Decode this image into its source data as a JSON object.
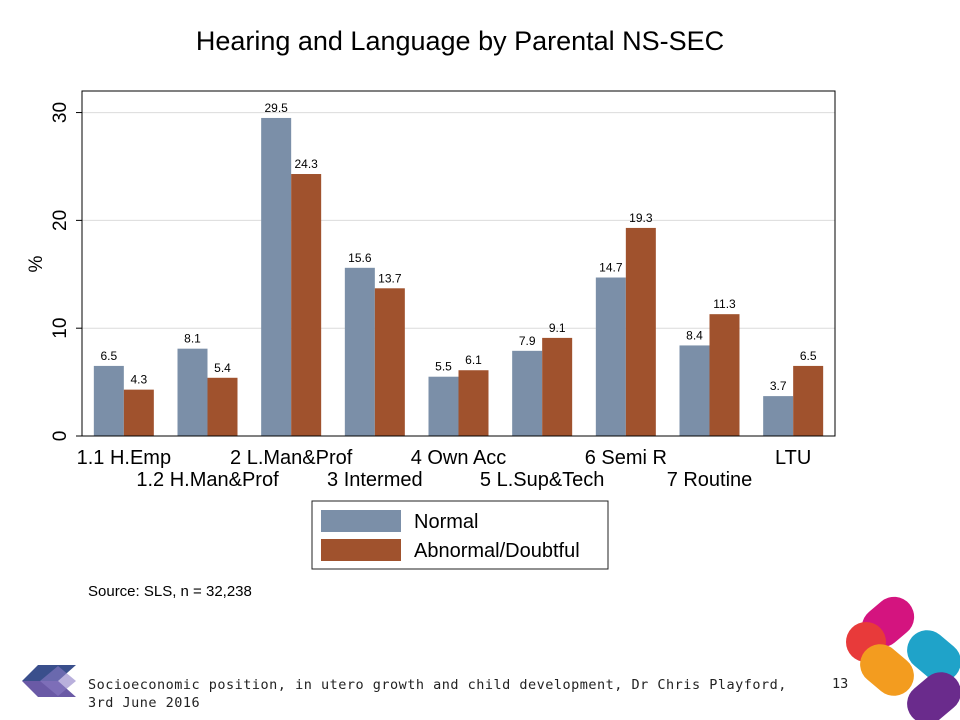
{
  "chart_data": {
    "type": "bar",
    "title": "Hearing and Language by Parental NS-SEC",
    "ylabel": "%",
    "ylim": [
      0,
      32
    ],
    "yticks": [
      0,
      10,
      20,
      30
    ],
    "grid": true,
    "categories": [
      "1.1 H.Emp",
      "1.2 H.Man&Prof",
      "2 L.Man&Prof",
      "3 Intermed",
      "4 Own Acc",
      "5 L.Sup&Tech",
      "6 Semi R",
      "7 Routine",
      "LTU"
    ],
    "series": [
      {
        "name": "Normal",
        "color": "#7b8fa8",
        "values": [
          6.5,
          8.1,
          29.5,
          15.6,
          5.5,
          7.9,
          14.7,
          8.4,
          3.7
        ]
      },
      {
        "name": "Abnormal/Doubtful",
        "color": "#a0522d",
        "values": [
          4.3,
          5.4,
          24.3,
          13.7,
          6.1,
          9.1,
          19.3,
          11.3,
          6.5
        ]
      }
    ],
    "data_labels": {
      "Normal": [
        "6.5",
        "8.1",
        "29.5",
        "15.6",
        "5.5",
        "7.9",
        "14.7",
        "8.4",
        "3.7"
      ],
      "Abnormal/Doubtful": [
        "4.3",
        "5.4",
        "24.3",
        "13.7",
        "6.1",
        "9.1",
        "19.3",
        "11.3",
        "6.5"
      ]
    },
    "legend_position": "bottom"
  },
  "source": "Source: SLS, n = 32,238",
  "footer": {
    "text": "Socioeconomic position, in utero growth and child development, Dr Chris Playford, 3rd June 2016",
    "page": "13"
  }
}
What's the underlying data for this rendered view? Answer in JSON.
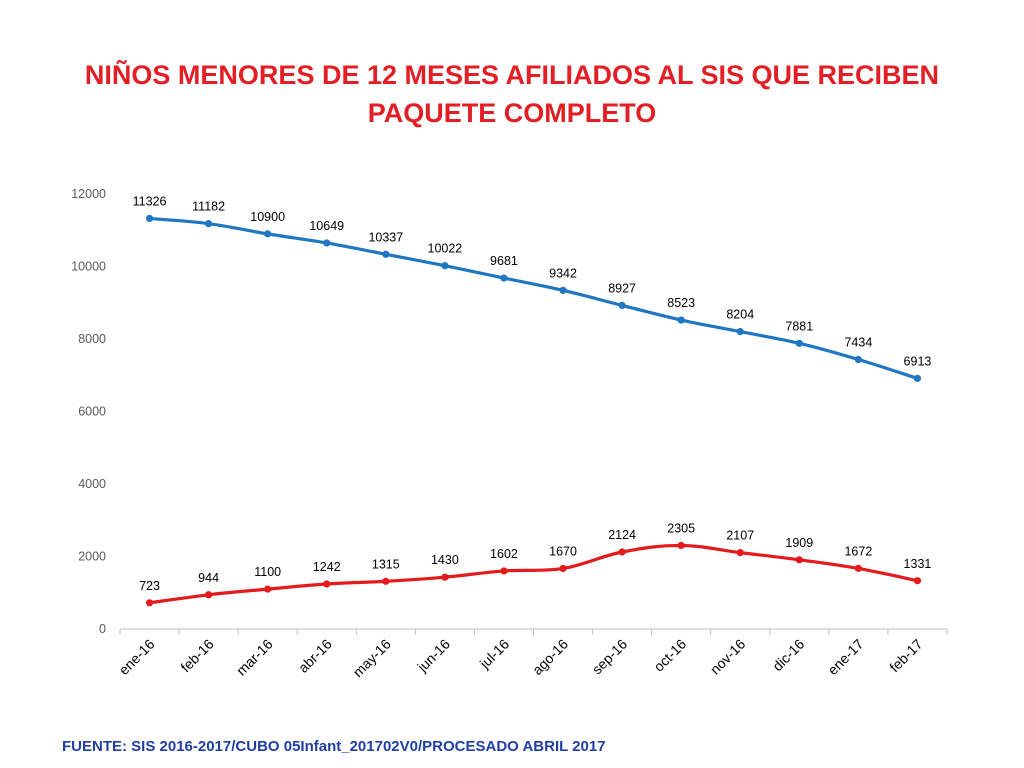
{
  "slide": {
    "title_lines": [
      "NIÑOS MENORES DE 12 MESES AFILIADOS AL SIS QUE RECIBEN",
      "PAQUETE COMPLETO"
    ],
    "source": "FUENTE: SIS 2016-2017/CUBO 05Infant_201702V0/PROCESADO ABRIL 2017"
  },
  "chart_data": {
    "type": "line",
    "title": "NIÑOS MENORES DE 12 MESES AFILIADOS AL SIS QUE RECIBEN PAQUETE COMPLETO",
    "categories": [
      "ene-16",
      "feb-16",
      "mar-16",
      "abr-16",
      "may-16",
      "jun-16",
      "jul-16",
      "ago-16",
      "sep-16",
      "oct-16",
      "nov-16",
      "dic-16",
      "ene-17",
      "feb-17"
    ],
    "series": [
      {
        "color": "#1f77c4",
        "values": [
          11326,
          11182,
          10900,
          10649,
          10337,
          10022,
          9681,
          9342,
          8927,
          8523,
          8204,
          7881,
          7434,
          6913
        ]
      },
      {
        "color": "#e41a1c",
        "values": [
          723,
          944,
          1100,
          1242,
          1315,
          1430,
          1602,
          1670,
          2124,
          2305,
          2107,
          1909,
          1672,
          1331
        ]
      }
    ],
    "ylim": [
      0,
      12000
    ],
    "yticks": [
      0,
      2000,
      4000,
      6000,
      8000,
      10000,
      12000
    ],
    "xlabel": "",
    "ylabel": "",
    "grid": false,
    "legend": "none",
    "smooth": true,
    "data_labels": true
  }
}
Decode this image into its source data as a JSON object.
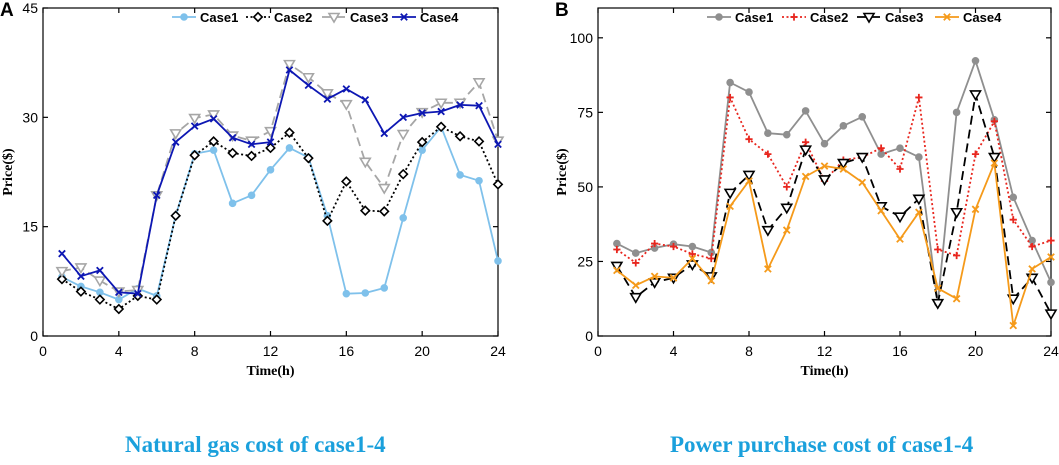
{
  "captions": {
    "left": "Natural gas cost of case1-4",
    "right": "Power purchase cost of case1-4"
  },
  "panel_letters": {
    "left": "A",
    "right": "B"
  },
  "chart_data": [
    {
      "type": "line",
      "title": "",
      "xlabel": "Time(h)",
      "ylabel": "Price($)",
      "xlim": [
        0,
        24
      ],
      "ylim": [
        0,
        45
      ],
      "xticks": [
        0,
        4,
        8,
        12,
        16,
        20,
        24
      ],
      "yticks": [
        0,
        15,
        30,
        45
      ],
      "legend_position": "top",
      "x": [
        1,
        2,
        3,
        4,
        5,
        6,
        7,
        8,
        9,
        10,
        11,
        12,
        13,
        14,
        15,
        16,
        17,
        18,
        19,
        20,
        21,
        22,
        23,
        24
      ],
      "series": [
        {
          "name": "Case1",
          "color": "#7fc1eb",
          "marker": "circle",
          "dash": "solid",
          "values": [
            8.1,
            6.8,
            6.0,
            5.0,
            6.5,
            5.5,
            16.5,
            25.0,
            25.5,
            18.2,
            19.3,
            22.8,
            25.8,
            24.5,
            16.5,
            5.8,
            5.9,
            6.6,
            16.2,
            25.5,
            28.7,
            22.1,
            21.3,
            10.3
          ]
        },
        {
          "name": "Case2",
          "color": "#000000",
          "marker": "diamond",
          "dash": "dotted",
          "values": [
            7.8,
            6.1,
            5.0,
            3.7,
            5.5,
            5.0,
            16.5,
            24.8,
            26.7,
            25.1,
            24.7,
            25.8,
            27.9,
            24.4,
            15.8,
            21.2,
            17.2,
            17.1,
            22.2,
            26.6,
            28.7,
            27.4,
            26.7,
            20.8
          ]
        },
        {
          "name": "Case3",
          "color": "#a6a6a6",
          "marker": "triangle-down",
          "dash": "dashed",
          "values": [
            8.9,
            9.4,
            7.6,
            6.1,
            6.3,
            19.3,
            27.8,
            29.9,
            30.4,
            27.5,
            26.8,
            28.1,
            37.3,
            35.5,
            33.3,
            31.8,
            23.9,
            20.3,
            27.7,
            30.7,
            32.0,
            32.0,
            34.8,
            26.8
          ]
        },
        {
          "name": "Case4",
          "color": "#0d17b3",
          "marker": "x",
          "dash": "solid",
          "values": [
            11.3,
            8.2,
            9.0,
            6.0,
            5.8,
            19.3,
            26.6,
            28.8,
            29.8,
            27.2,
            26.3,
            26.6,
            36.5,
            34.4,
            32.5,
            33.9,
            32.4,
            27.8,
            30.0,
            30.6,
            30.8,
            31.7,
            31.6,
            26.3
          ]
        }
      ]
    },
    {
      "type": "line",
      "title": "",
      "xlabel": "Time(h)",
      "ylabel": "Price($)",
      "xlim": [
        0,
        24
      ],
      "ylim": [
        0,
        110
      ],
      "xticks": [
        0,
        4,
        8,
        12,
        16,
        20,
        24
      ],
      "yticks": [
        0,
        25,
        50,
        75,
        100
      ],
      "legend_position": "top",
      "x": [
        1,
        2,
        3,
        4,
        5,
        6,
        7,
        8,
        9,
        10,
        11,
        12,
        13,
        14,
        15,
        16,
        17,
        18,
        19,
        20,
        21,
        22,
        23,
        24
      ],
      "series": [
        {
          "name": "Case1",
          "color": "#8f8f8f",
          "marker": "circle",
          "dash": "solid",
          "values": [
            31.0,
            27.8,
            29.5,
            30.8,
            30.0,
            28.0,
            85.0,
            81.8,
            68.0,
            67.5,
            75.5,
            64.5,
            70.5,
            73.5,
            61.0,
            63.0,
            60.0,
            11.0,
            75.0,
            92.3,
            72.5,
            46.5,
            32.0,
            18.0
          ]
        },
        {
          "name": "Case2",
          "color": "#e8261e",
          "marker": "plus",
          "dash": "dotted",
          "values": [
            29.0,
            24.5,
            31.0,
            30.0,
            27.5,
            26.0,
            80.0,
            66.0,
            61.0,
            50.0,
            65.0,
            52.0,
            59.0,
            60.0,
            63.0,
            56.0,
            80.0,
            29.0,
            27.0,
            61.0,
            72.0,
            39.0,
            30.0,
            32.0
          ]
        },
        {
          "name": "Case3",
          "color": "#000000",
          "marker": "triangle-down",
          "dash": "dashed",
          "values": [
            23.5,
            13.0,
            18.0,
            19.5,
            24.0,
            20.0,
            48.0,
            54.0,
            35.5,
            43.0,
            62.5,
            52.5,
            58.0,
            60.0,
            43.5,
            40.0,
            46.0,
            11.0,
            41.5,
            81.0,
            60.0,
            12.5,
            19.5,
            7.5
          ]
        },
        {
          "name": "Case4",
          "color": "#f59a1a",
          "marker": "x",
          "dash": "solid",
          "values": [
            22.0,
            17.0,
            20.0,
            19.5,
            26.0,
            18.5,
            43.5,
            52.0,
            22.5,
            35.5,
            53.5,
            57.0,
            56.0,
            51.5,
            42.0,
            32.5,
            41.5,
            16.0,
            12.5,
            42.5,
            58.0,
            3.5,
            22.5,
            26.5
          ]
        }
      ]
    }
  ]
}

### WHAT THIS TASK INVOLVES
Locate the word "color" in the records above, and return each line that has it.

### EXPECTED ANSWER
        "color": "#7b8fa8",
        "color": "#a0522d",
        "color": "#1f77c4",
        "color": "#e41a1c",
          "color": "#7fc1eb",
          "color": "#000000",
          "color": "#a6a6a6",
          "color": "#0d17b3",
          "color": "#8f8f8f",
          "color": "#e8261e",
          "color": "#000000",
          "color": "#f59a1a",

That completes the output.